__OBJECTIVE__.
Gather the lines below that include the string "background", copying each in full.

__INFORMATION SHOWN__.
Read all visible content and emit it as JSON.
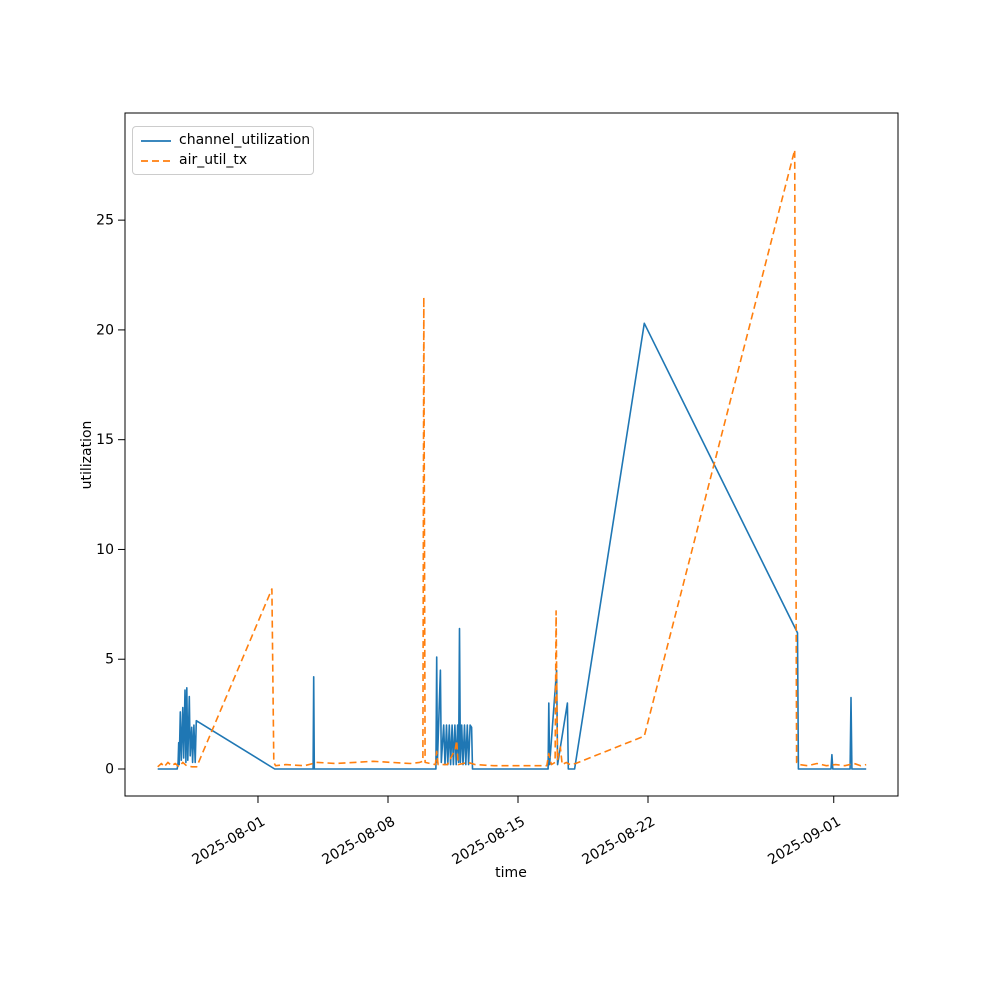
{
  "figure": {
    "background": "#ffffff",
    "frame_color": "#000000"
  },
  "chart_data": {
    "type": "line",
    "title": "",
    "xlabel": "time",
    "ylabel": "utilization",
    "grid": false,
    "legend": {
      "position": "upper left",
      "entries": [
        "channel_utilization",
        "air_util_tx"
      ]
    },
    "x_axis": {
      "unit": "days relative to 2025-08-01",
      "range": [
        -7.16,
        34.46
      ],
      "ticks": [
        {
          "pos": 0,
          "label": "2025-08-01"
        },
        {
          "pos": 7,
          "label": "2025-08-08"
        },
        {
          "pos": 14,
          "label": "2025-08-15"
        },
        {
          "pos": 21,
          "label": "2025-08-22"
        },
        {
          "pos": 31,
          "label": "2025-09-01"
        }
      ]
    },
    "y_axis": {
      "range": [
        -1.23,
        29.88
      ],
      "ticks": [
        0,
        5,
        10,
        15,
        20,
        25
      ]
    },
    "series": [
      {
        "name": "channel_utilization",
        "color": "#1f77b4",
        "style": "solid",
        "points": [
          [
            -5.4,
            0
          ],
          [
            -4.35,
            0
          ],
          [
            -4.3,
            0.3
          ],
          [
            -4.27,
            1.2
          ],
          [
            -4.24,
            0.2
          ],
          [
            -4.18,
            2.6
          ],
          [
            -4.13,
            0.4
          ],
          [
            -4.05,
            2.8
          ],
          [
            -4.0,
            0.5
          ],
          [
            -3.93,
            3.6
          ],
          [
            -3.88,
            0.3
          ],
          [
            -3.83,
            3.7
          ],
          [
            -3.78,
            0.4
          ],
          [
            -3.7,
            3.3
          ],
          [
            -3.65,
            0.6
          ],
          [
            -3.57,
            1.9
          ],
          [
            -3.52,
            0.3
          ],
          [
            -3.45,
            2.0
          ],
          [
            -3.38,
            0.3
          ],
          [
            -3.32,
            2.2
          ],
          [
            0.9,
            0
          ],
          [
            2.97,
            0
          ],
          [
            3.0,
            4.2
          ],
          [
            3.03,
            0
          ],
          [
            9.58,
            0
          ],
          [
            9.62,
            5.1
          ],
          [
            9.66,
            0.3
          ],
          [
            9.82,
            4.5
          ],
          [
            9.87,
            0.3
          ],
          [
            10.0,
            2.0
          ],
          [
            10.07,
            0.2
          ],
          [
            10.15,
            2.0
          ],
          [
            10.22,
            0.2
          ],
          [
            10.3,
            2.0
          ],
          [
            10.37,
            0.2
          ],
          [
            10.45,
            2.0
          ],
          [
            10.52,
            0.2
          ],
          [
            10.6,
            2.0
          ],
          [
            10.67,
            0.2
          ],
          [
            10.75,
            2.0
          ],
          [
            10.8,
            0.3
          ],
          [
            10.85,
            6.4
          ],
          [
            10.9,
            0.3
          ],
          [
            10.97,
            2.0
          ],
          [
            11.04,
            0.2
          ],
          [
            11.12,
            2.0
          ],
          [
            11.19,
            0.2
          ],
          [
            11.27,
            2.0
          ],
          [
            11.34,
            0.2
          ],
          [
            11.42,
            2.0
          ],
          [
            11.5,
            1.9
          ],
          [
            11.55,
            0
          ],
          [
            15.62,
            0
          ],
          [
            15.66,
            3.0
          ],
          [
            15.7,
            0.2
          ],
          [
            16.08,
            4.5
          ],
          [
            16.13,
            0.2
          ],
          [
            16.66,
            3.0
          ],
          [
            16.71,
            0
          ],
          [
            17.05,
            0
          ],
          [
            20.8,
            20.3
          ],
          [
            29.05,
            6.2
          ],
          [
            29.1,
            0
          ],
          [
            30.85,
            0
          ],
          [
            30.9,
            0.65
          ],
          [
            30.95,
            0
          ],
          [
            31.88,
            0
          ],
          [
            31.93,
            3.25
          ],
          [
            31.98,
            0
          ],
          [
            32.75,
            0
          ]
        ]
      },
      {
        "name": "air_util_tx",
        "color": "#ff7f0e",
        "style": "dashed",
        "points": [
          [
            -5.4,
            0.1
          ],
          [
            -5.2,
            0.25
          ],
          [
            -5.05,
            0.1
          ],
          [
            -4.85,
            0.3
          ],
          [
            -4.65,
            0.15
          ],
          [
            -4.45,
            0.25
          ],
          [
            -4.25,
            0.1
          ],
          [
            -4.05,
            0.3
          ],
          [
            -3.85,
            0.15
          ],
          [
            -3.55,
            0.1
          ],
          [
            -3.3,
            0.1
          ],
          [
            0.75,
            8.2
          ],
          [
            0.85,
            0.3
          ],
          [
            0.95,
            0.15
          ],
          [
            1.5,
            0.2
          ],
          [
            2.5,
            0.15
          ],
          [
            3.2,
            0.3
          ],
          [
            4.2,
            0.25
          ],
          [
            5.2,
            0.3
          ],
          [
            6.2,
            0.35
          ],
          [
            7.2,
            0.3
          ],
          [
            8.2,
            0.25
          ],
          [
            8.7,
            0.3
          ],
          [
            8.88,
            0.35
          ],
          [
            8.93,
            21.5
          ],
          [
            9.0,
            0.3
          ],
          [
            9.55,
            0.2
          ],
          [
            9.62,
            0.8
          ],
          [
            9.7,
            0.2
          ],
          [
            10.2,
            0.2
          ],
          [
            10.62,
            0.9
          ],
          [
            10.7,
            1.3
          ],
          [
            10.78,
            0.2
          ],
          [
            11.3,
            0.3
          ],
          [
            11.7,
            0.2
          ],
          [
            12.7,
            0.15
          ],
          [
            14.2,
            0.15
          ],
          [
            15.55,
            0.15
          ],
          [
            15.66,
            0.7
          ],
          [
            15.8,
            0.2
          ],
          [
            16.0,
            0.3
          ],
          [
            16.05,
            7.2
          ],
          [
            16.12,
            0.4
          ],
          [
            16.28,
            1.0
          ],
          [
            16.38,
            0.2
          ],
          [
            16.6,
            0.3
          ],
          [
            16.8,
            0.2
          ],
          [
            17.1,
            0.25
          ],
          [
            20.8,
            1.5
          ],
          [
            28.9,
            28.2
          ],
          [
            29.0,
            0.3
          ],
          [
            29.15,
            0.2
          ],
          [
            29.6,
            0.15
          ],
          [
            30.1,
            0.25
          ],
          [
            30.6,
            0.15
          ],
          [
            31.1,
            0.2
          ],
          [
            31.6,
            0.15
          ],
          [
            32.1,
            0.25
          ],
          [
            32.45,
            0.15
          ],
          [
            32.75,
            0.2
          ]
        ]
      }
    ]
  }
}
...
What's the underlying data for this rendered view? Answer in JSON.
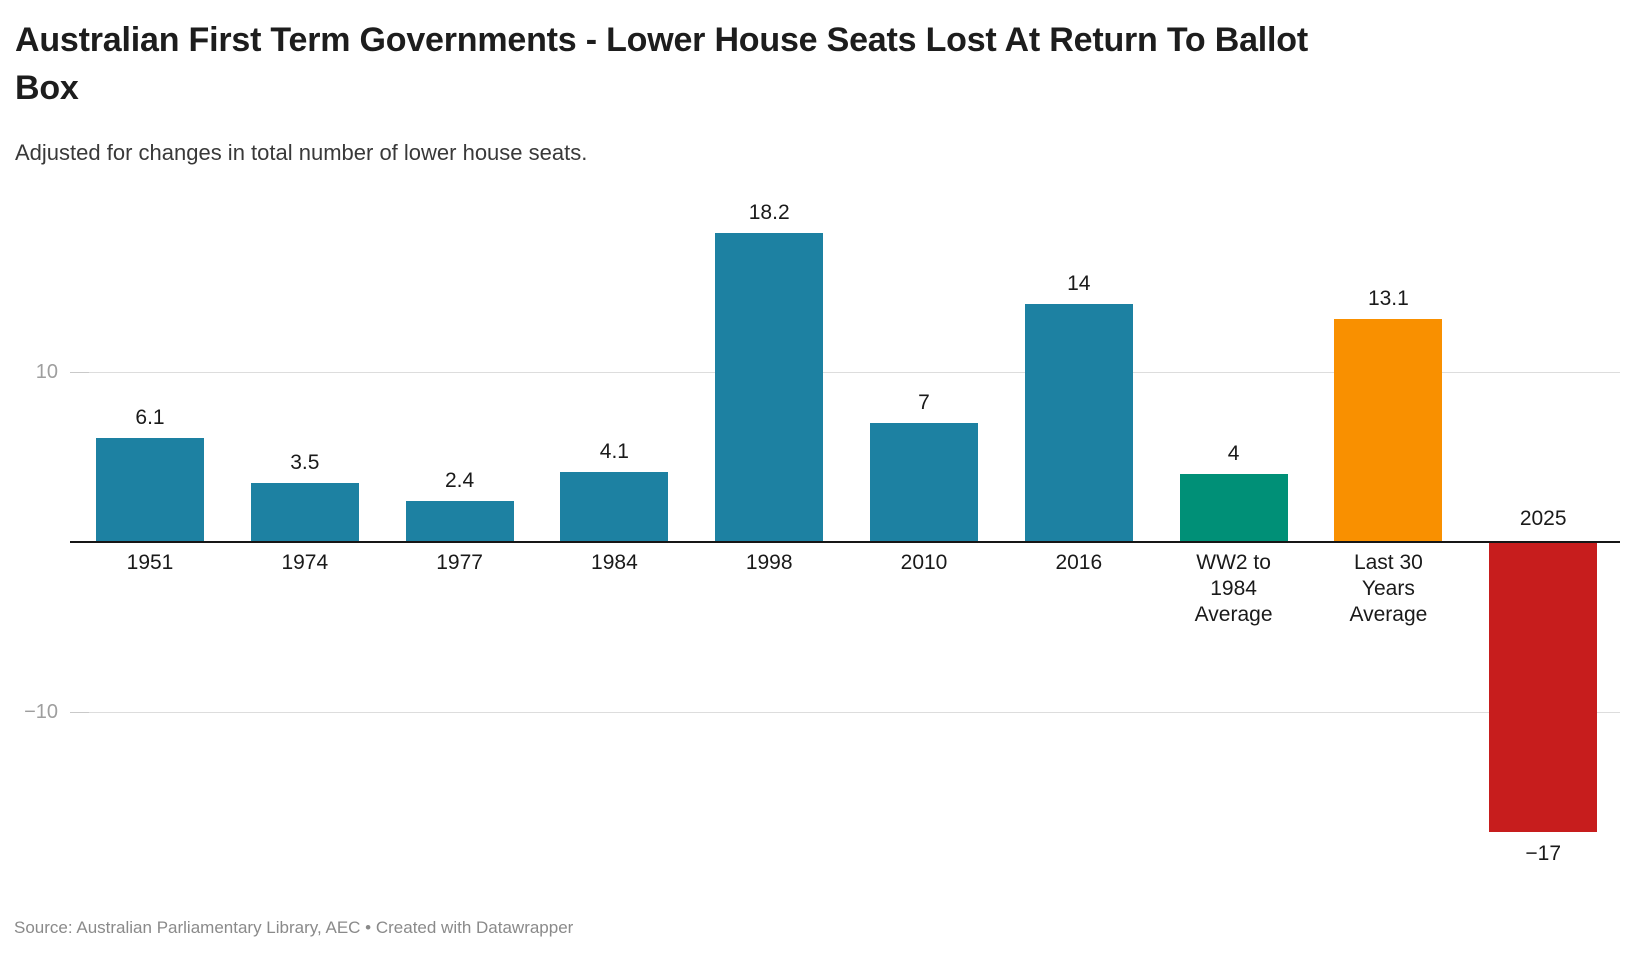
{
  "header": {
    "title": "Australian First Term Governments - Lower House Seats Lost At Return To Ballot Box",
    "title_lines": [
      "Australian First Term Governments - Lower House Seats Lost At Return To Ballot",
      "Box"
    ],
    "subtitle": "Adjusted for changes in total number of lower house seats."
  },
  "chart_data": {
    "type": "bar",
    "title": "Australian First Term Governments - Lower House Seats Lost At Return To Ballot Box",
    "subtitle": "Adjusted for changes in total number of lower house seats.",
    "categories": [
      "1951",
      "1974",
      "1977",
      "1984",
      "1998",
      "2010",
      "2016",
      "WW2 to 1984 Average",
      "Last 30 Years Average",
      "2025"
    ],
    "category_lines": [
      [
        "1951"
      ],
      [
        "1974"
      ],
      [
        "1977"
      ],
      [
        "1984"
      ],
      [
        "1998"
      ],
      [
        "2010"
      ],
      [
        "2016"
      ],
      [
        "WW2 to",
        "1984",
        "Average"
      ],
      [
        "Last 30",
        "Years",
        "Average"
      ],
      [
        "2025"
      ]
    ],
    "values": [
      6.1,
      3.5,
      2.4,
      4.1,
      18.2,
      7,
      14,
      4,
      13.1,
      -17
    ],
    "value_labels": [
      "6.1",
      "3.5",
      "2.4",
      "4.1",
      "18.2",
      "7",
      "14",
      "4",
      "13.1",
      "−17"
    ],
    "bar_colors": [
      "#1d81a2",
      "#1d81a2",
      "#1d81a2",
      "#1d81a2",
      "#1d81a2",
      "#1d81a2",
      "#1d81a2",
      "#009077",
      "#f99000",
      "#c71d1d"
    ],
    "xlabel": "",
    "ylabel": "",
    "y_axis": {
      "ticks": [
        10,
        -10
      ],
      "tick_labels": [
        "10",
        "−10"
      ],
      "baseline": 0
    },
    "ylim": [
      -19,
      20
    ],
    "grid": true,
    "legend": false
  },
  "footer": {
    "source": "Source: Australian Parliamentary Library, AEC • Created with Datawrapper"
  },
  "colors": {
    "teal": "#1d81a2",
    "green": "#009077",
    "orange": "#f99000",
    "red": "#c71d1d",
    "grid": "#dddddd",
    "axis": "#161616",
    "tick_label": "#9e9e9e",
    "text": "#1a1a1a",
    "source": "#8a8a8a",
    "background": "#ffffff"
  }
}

__TASK OUTPUT__.
    "background": "#ffffff",
    "background": "#ffffff"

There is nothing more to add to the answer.